(WHAT IS EXPECTED):
Answer with one number: the count of lines in this material that hold the word "vessels".

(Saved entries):

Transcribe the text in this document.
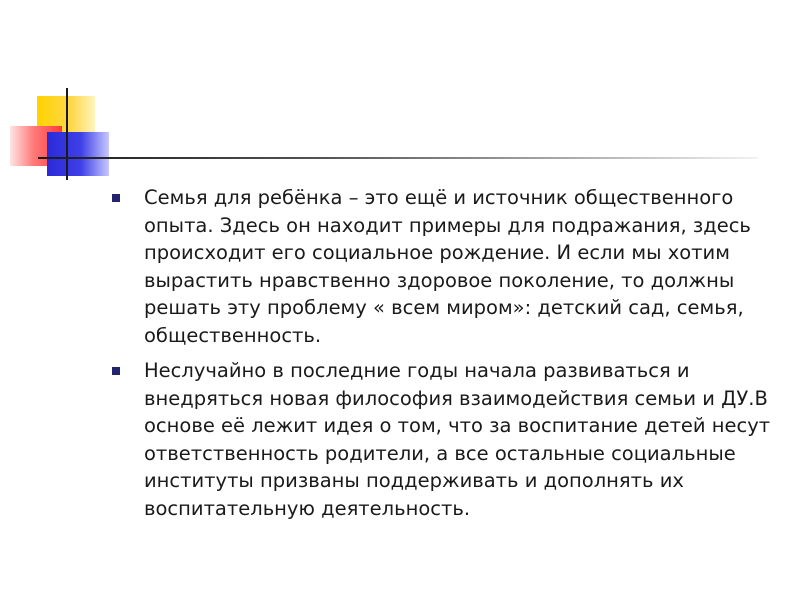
Семья для ребёнка – это ещё и источник общественного опыта. Здесь он находит примеры для подражания, здесь происходит его социальное рождение. И если мы хотим вырастить нравственно здоровое поколение, то должны решать эту проблему « всем миром»: детский сад, семья, общественность.
Неслучайно в последние годы начала развиваться и внедряться новая философия взаимодействия семьи и ДУ.В основе её лежит идея о том, что за воспитание детей несут ответственность родители, а все остальные социальные институты призваны поддерживать и дополнять их воспитательную деятельность.
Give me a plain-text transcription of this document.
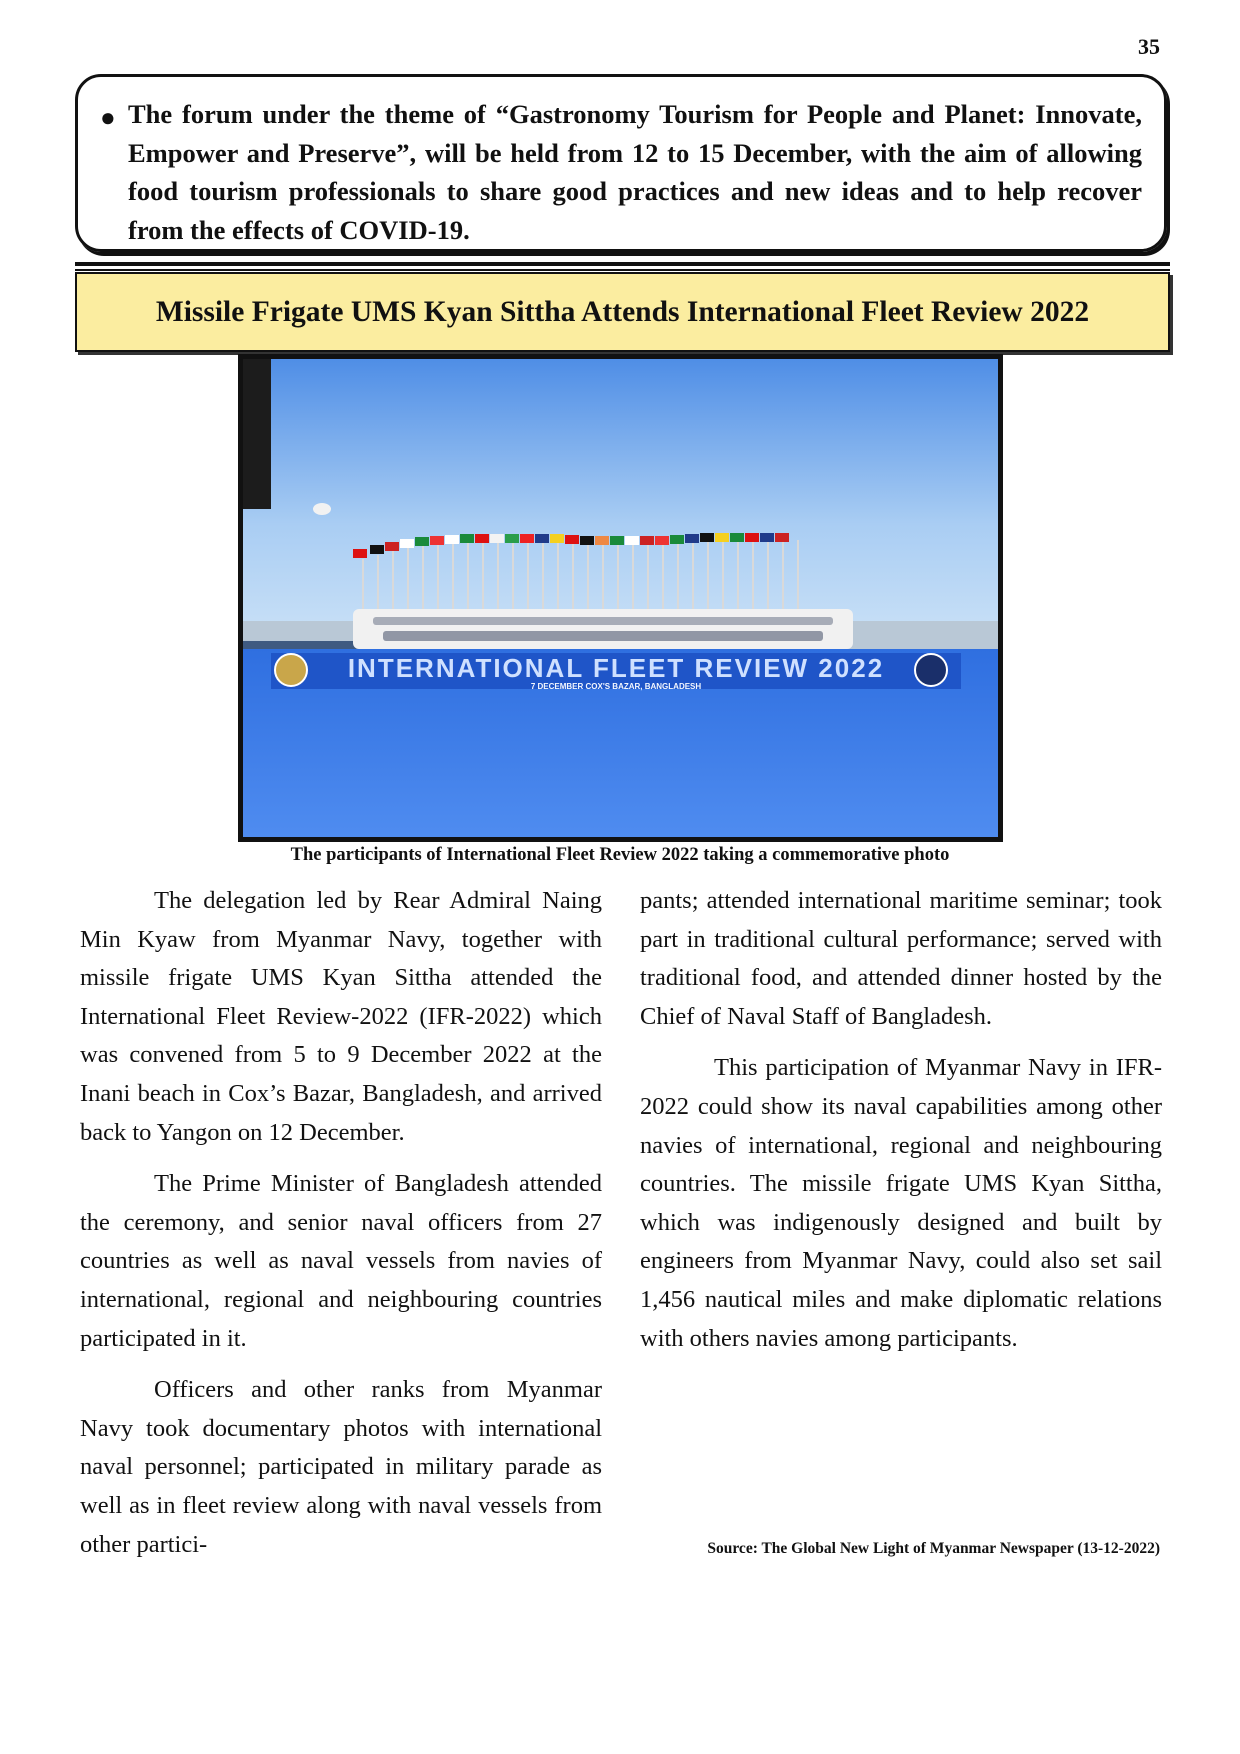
35
● The forum under the theme of “Gastronomy Tourism for People and Planet: Innovate, Empower and Preserve”, will be held from 12 to 15 December, with the aim of allowing food tourism professionals to share good practices and new ideas and to help recover from the effects of COVID-19.

Missile Frigate UMS Kyan Sittha Attends International Fleet Review 2022
INTERNATIONAL FLEET REVIEW 2022
7 DECEMBER COX'S BAZAR, BANGLADESH
The participants of International Fleet Review 2022 taking a commemorative photo

The delegation led by Rear Admiral Naing Min Kyaw from Myanmar Navy, together with missile frigate UMS Kyan Sittha attended the International Fleet Review-2022 (IFR-2022) which was convened from 5 to 9 December 2022 at the Inani beach in Cox’s Bazar, Bangladesh, and arrived back to Yangon on 12 December.

The Prime Minister of Bangladesh attended the ceremony, and senior naval officers from 27 countries as well as naval vessels from navies of international, regional and neighbouring countries participated in it.

Officers and other ranks from Myanmar Navy took documentary photos with international naval personnel; participated in military parade as well as in fleet review along with naval vessels from other partici-

pants; attended international maritime seminar; took part in traditional cultural performance; served with traditional food, and attended dinner hosted by the Chief of Naval Staff of Bangladesh.

This participation of Myanmar Navy in IFR-2022 could show its naval capabilities among other navies of international, regional and neighbouring countries. The missile frigate UMS Kyan Sittha, which was indigenously designed and built by engineers from Myanmar Navy, could also set sail 1,456 nautical miles and make diplomatic relations with others navies among participants.

Source: The Global New Light of Myanmar Newspaper (13-12-2022)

(ANSWER IN FULL):
2